● What this task involves
Repeat every line exactly, keeping the pictures out of the copy.

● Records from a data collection
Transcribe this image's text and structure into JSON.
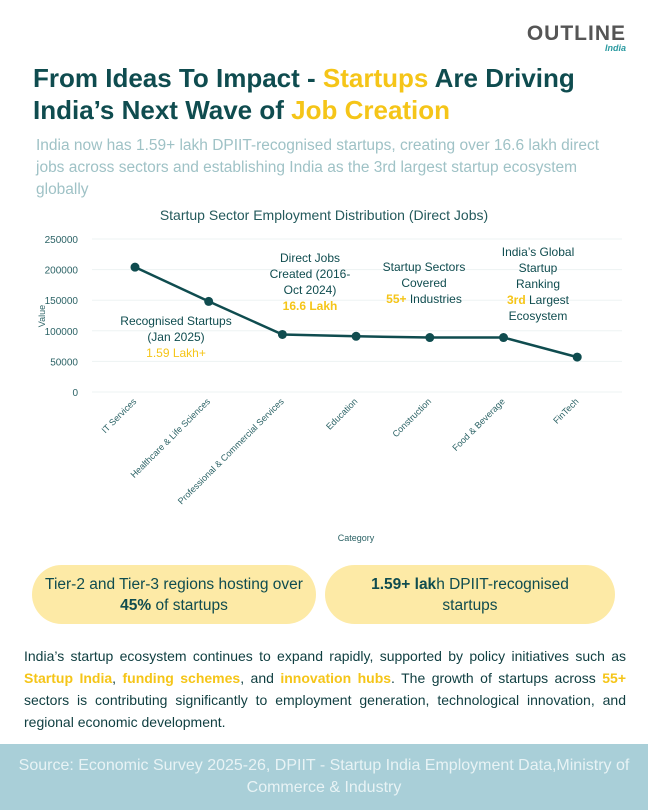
{
  "logo": {
    "word": "OUTLINE",
    "sub": "India"
  },
  "title": {
    "part1": "From Ideas To Impact - ",
    "highlight1": "Startups",
    "part2": " Are Driving India’s Next Wave of ",
    "highlight2": "Job Creation"
  },
  "subtitle": "India now has 1.59+ lakh DPIIT-recognised startups, creating over 16.6 lakh direct jobs across sectors and establishing India as the 3rd largest startup ecosystem globally",
  "chart_data": {
    "type": "line",
    "title": "Startup Sector Employment Distribution (Direct Jobs)",
    "xlabel": "Category",
    "ylabel": "Value",
    "categories": [
      "IT Services",
      "Healthcare & Life Sciences",
      "Professional & Commercial Services",
      "Education",
      "Construction",
      "Food & Beverage",
      "FinTech"
    ],
    "values": [
      204000,
      148000,
      94000,
      91000,
      89000,
      89000,
      57000
    ],
    "ylim": [
      0,
      250000
    ],
    "yticks": [
      0,
      50000,
      100000,
      150000,
      200000,
      250000
    ],
    "grid": true,
    "color": "#0f4c4f",
    "annotations": [
      {
        "lines": [
          "Recognised Startups",
          "(Jan 2025)"
        ],
        "value": "1.59 Lakh+"
      },
      {
        "lines": [
          "Direct Jobs",
          "Created (2016-",
          "Oct 2024)"
        ],
        "value": "16.6 Lakh"
      },
      {
        "lines": [
          "Startup Sectors",
          "Covered"
        ],
        "value": "55+",
        "suffix": " Industries"
      },
      {
        "lines": [
          "India’s Global",
          "Startup",
          "Ranking"
        ],
        "value": "3rd",
        "suffix": " Largest",
        "after": "Ecosystem"
      }
    ]
  },
  "pills": [
    {
      "pre": "Tier-2 and Tier-3 regions hosting over ",
      "bold": "45%",
      "post": " of startups"
    },
    {
      "bold": "1.59+ lak",
      "post": "h DPIIT-recognised startups"
    }
  ],
  "body": {
    "t1": "India’s startup ecosystem continues to expand rapidly, supported by policy initiatives such as ",
    "h1": "Startup India",
    "t2": ", ",
    "h2": "funding schemes",
    "t3": ", and ",
    "h3": "innovation hubs",
    "t4": ". The growth of startups across ",
    "h4": "55+",
    "t5": " sectors is contributing significantly to employment generation, technological innovation, and regional economic development."
  },
  "source": "Source: Economic Survey 2025-26, DPIIT - Startup India Employment Data,Ministry of Commerce & Industry"
}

● Response below
Transcribe this image's text and structure into JSON.
{
  "logo": {
    "word": "OUTLINE",
    "sub": "India"
  },
  "title": {
    "part1": "From Ideas To Impact - ",
    "highlight1": "Startups",
    "part2": " Are Driving India’s Next Wave of ",
    "highlight2": "Job Creation"
  },
  "subtitle": "India now has 1.59+ lakh DPIIT-recognised startups, creating over 16.6 lakh direct jobs across sectors and establishing India as the 3rd largest startup ecosystem globally",
  "chart_data": {
    "type": "line",
    "title": "Startup Sector Employment Distribution (Direct Jobs)",
    "xlabel": "Category",
    "ylabel": "Value",
    "categories": [
      "IT Services",
      "Healthcare & Life Sciences",
      "Professional & Commercial Services",
      "Education",
      "Construction",
      "Food & Beverage",
      "FinTech"
    ],
    "values": [
      204000,
      148000,
      94000,
      91000,
      89000,
      89000,
      57000
    ],
    "ylim": [
      0,
      250000
    ],
    "yticks": [
      0,
      50000,
      100000,
      150000,
      200000,
      250000
    ],
    "grid": true,
    "color": "#0f4c4f",
    "annotations": [
      {
        "lines": [
          "Recognised Startups",
          "(Jan 2025)"
        ],
        "value": "1.59 Lakh+"
      },
      {
        "lines": [
          "Direct Jobs",
          "Created (2016-",
          "Oct 2024)"
        ],
        "value": "16.6 Lakh"
      },
      {
        "lines": [
          "Startup Sectors",
          "Covered"
        ],
        "value": "55+",
        "suffix": " Industries"
      },
      {
        "lines": [
          "India’s Global",
          "Startup",
          "Ranking"
        ],
        "value": "3rd",
        "suffix": " Largest",
        "after": "Ecosystem"
      }
    ]
  },
  "pills": [
    {
      "pre": "Tier-2 and Tier-3 regions hosting over ",
      "bold": "45%",
      "post": " of startups"
    },
    {
      "bold": "1.59+ lak",
      "post": "h DPIIT-recognised startups"
    }
  ],
  "body": {
    "t1": "India’s startup ecosystem continues to expand rapidly, supported by policy initiatives such as ",
    "h1": "Startup India",
    "t2": ", ",
    "h2": "funding schemes",
    "t3": ", and ",
    "h3": "innovation hubs",
    "t4": ". The growth of startups across ",
    "h4": "55+",
    "t5": " sectors is contributing significantly to employment generation, technological innovation, and regional economic development."
  },
  "source": "Source: Economic Survey 2025-26, DPIIT - Startup India Employment Data,Ministry of Commerce & Industry"
}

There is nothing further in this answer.